Problem:
Look through the records and report how many lines include the word "Acute", with no other words.

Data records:

=== Section Start ===

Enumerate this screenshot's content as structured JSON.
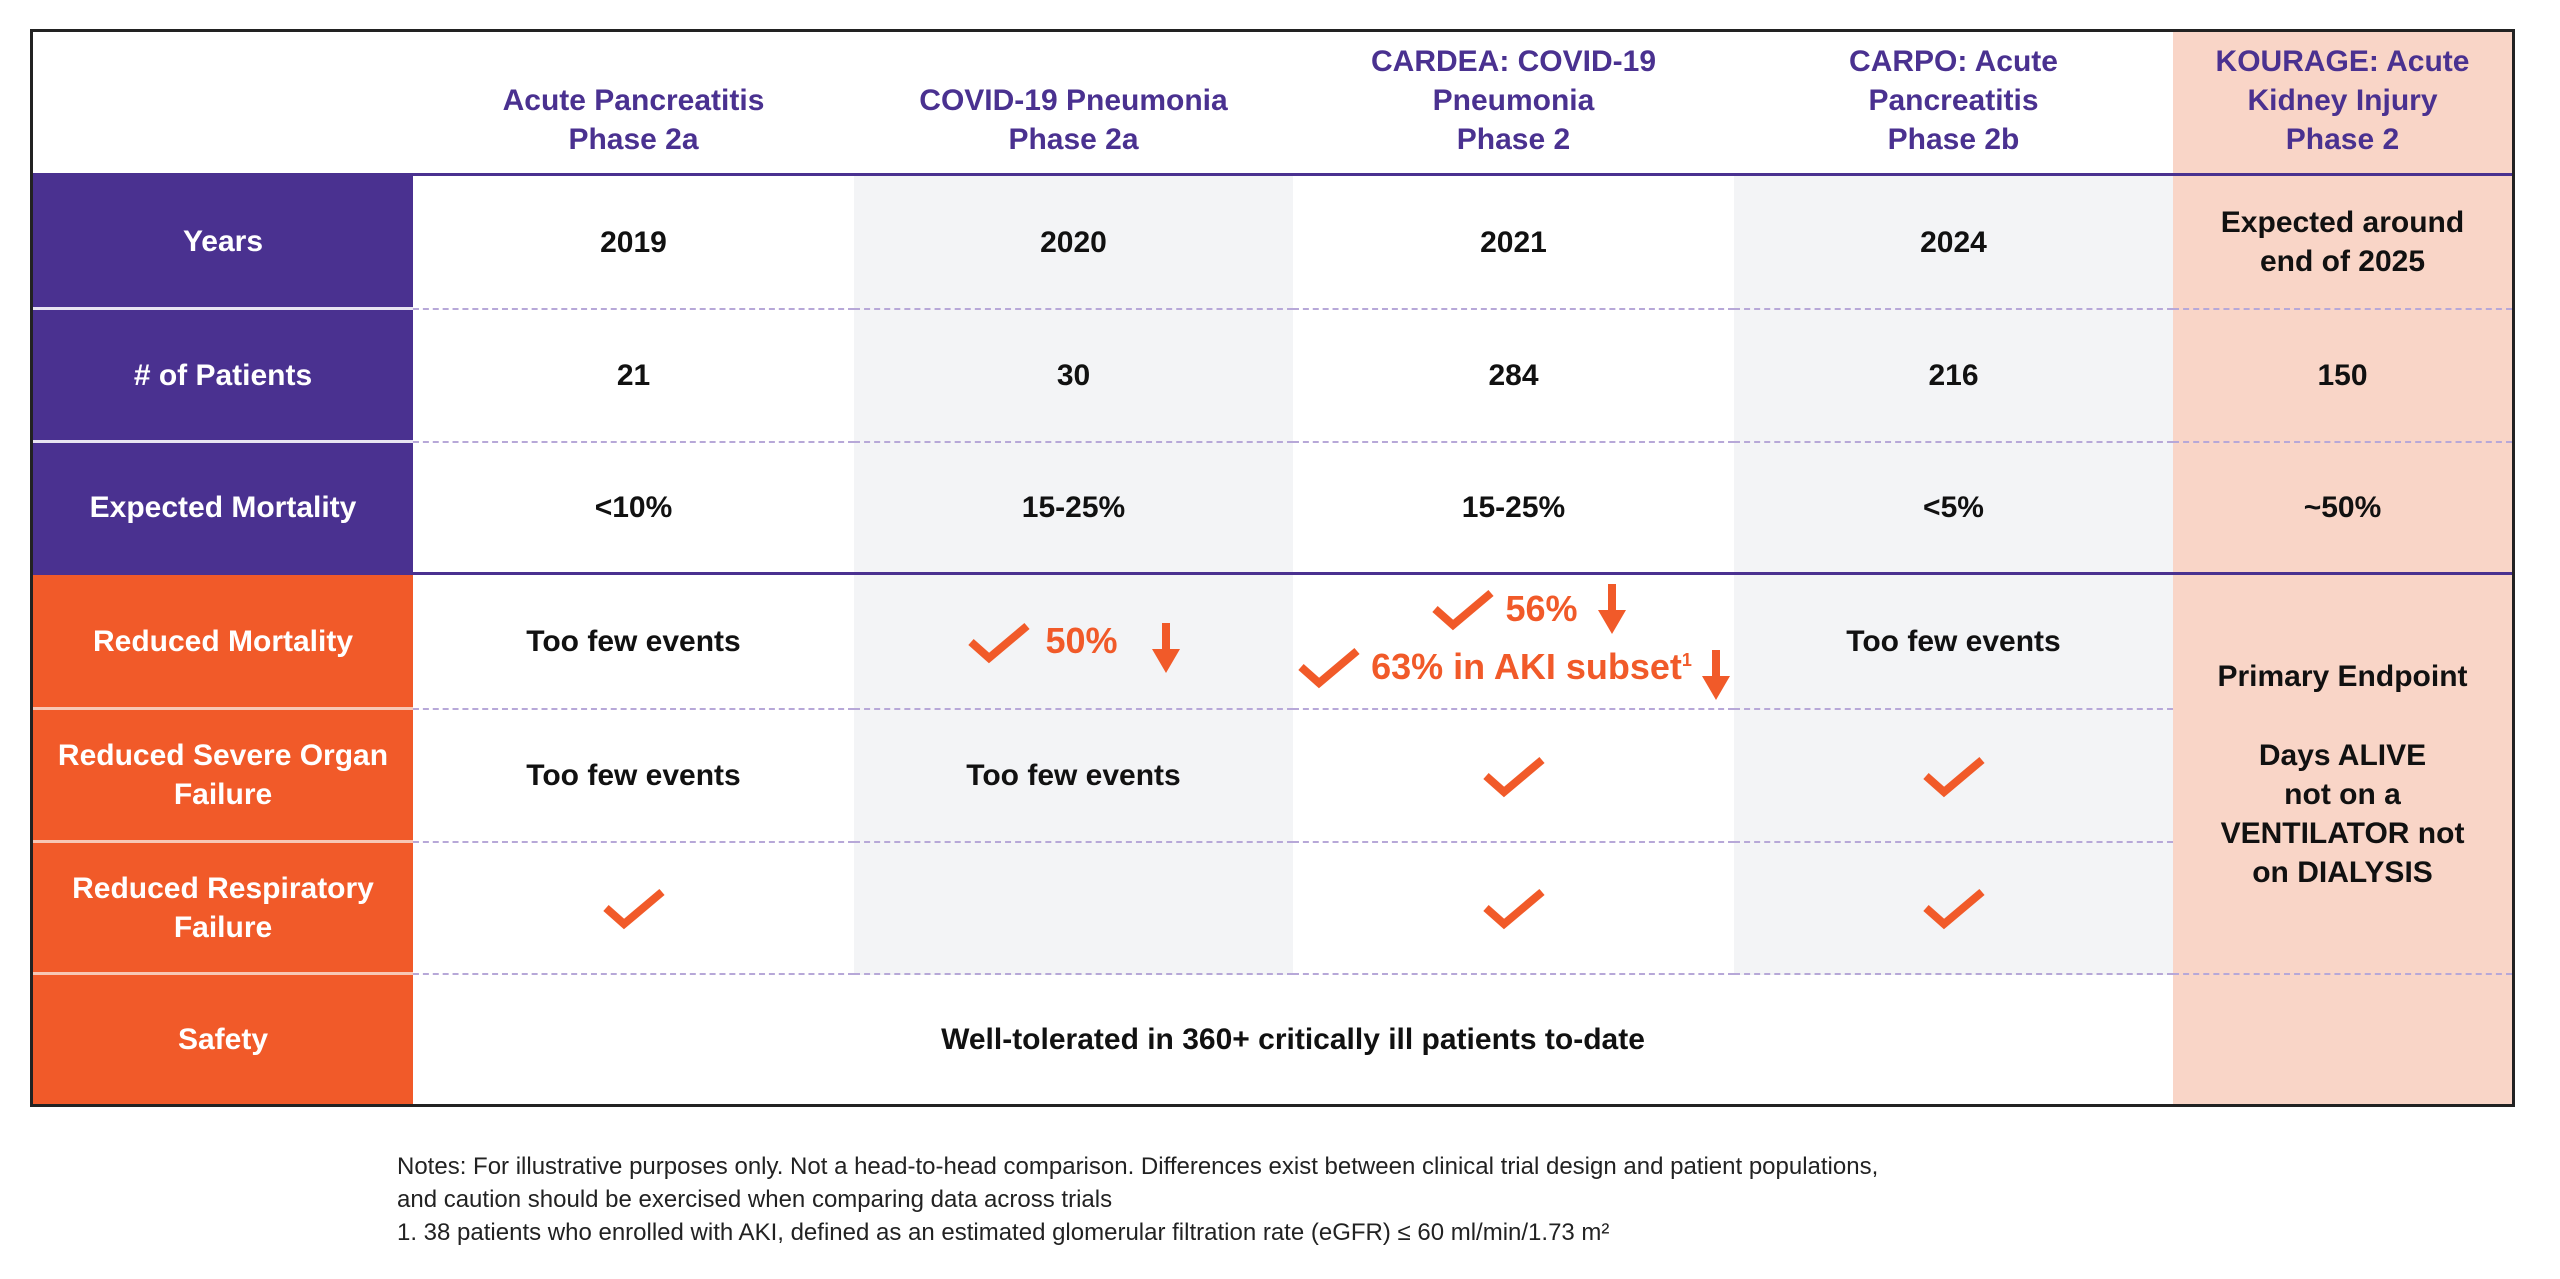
{
  "columns": [
    "Acute Pancreatitis\nPhase 2a",
    "COVID-19 Pneumonia\nPhase 2a",
    "CARDEA: COVID-19\nPneumonia\nPhase 2",
    "CARPO: Acute\nPancreatitis\nPhase 2b",
    "KOURAGE: Acute\nKidney Injury\nPhase 2"
  ],
  "rows": {
    "years": {
      "label": "Years",
      "values": [
        "2019",
        "2020",
        "2021",
        "2024",
        "Expected around end of 2025"
      ]
    },
    "patients": {
      "label": "# of Patients",
      "values": [
        "21",
        "30",
        "284",
        "216",
        "150"
      ]
    },
    "expected_mortality": {
      "label": "Expected Mortality",
      "values": [
        "<10%",
        "15-25%",
        "15-25%",
        "<5%",
        "~50%"
      ]
    },
    "reduced_mortality": {
      "label": "Reduced Mortality",
      "values": [
        "Too few events",
        "50%",
        "56%",
        "63% in AKI subset",
        "Too few events"
      ],
      "footnote_mark": "1"
    },
    "severe_organ": {
      "label": "Reduced Severe Organ Failure",
      "values": [
        "Too few events",
        "Too few events"
      ]
    },
    "respiratory": {
      "label": "Reduced Respiratory Failure"
    },
    "safety": {
      "label": "Safety",
      "value": "Well-tolerated in 360+ critically ill patients to-date"
    }
  },
  "kourage_endpoint": {
    "title": "Primary Endpoint",
    "text": "Days ALIVE\nnot on a\nVENTILATOR not\non DIALYSIS"
  },
  "notes": [
    "Notes: For illustrative purposes only. Not a head-to-head comparison. Differences exist between clinical trial design and patient populations,",
    "and caution should be exercised when comparing data across trials",
    "1. 38 patients who enrolled with AKI, defined as an estimated glomerular filtration rate (eGFR) ≤ 60 ml/min/1.73 m²"
  ],
  "colors": {
    "purple": "#4a3190",
    "orange": "#f15a29",
    "pink": "#f9d5c7",
    "gray": "#f3f4f6"
  }
}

=== Section End ===

Exercise response:
3